▶ [Do this]
Collect each line of the records containing the string "vehicle".

▶ [Records shown]

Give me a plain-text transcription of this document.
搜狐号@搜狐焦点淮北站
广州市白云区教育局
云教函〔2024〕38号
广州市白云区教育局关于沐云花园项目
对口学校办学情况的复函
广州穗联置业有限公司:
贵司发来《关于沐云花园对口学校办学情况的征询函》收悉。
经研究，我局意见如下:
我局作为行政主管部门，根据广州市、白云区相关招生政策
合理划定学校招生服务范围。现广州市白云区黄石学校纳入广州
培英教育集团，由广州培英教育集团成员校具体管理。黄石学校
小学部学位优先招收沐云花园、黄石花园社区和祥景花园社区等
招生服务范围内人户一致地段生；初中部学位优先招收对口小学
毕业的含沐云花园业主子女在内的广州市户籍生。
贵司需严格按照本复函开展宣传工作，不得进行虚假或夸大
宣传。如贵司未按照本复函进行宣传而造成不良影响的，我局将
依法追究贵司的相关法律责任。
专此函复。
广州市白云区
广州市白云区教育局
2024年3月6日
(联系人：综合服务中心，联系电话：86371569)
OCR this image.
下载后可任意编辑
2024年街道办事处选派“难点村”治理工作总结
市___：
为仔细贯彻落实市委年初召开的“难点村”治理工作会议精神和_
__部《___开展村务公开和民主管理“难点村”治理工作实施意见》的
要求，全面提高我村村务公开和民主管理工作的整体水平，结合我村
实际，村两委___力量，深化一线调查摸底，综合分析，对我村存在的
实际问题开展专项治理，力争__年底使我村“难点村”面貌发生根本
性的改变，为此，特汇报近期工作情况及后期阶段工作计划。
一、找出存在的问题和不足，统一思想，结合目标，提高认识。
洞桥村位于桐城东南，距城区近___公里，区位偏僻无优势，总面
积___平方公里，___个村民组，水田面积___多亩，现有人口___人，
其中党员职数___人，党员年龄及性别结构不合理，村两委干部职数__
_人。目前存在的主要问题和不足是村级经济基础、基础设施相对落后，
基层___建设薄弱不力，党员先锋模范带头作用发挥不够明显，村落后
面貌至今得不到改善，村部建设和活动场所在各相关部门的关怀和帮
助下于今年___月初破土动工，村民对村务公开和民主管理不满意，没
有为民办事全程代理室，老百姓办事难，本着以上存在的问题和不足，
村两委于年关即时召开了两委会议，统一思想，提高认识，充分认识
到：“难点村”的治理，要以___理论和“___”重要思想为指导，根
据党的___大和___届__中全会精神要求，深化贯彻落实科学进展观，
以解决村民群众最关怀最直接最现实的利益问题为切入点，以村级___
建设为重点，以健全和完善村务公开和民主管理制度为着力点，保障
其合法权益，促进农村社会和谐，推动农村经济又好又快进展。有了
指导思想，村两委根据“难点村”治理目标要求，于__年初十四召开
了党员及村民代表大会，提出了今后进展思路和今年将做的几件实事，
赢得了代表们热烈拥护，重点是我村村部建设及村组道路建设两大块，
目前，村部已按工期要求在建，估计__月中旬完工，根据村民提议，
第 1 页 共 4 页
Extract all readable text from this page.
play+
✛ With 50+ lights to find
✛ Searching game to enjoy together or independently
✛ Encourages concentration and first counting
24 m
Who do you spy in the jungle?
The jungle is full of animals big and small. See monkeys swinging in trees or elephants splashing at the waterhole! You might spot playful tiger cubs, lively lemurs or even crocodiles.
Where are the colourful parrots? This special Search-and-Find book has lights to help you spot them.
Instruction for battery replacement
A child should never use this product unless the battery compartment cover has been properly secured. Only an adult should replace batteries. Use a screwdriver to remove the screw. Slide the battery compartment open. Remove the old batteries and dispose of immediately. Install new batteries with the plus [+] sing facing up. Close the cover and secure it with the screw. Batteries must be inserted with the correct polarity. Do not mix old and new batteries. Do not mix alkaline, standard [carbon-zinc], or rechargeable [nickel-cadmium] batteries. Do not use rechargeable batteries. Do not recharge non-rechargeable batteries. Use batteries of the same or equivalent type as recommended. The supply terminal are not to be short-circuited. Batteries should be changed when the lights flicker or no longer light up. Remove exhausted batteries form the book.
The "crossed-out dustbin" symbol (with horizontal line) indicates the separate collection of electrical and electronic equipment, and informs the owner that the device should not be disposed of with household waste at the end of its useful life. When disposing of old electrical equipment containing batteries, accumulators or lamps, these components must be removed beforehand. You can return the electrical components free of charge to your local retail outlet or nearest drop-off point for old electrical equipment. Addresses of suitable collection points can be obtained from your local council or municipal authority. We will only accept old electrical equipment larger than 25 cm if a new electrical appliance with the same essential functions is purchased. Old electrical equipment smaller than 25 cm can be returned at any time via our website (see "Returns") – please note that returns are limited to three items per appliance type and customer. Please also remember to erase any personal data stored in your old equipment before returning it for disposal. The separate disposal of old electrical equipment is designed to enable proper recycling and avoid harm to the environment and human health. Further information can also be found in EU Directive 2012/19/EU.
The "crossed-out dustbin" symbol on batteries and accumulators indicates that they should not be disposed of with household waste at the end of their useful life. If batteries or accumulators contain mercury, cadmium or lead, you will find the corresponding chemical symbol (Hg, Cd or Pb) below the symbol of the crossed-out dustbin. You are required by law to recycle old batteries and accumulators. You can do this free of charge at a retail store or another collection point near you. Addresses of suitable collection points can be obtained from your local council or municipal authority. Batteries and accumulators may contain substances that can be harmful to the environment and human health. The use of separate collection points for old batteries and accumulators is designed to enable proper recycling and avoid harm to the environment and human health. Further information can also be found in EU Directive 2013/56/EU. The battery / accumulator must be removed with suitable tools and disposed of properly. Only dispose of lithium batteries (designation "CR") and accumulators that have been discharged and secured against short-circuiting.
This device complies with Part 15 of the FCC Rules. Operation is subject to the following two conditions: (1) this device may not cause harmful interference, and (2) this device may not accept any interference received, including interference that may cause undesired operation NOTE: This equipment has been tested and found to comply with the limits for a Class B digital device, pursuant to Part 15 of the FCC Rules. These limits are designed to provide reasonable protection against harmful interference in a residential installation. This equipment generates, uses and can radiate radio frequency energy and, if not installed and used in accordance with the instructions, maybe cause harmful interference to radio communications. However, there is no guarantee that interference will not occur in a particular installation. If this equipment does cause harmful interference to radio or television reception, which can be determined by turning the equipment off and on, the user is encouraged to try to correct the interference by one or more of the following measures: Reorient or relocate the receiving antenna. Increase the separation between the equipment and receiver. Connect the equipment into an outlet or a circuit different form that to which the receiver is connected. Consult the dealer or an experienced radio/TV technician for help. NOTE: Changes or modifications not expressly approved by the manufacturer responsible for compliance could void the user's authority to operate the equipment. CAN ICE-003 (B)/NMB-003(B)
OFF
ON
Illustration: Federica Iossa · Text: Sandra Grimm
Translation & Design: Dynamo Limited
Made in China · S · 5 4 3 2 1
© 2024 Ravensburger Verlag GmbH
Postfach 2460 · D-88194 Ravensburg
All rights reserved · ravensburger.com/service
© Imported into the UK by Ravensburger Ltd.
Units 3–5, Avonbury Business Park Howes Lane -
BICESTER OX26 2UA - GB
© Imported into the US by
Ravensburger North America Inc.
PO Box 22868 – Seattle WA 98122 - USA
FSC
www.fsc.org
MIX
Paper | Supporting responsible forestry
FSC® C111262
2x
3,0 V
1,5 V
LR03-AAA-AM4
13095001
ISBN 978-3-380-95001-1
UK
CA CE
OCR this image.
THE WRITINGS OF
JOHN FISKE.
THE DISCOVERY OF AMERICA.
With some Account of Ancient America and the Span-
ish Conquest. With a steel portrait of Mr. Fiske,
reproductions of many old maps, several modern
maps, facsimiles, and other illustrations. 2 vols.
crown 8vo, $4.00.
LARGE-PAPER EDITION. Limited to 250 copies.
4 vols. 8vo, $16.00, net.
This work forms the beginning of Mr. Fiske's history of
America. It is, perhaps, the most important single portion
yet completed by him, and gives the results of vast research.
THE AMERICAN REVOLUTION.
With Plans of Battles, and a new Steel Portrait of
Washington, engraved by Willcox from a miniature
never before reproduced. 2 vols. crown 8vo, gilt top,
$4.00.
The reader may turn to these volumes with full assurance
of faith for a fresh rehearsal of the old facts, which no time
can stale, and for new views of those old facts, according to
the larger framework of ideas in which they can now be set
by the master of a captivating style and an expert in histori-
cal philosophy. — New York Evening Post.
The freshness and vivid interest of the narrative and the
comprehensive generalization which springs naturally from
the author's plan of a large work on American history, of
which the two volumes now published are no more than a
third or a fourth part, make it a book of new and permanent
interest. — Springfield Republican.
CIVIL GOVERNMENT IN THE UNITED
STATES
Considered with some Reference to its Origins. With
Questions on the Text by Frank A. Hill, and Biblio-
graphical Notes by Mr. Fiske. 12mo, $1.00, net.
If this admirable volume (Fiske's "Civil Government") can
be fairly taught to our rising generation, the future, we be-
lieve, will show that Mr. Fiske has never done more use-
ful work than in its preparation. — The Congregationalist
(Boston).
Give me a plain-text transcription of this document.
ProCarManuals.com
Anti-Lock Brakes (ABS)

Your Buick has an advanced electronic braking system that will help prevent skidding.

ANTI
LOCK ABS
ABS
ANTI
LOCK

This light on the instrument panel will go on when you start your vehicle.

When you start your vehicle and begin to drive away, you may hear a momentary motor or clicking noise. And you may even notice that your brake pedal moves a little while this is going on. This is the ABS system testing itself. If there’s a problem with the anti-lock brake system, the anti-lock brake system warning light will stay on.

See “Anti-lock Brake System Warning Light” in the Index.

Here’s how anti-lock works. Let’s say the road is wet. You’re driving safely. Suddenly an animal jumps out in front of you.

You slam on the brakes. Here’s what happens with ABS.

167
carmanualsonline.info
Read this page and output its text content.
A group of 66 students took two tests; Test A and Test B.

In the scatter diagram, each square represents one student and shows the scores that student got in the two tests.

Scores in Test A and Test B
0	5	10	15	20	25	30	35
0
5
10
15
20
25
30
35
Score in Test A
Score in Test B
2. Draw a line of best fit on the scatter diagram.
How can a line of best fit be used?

▶ [Answer for the task]
This light on the instrument panel will go on when you start your vehicle.
When you start your vehicle and begin to drive away, you may hear a momentary motor or clicking noise. And you may even notice that your brake pedal moves a little while this is going on. This is the ABS system testing itself. If there’s a problem with the anti-lock brake system, the anti-lock brake system warning light will stay on.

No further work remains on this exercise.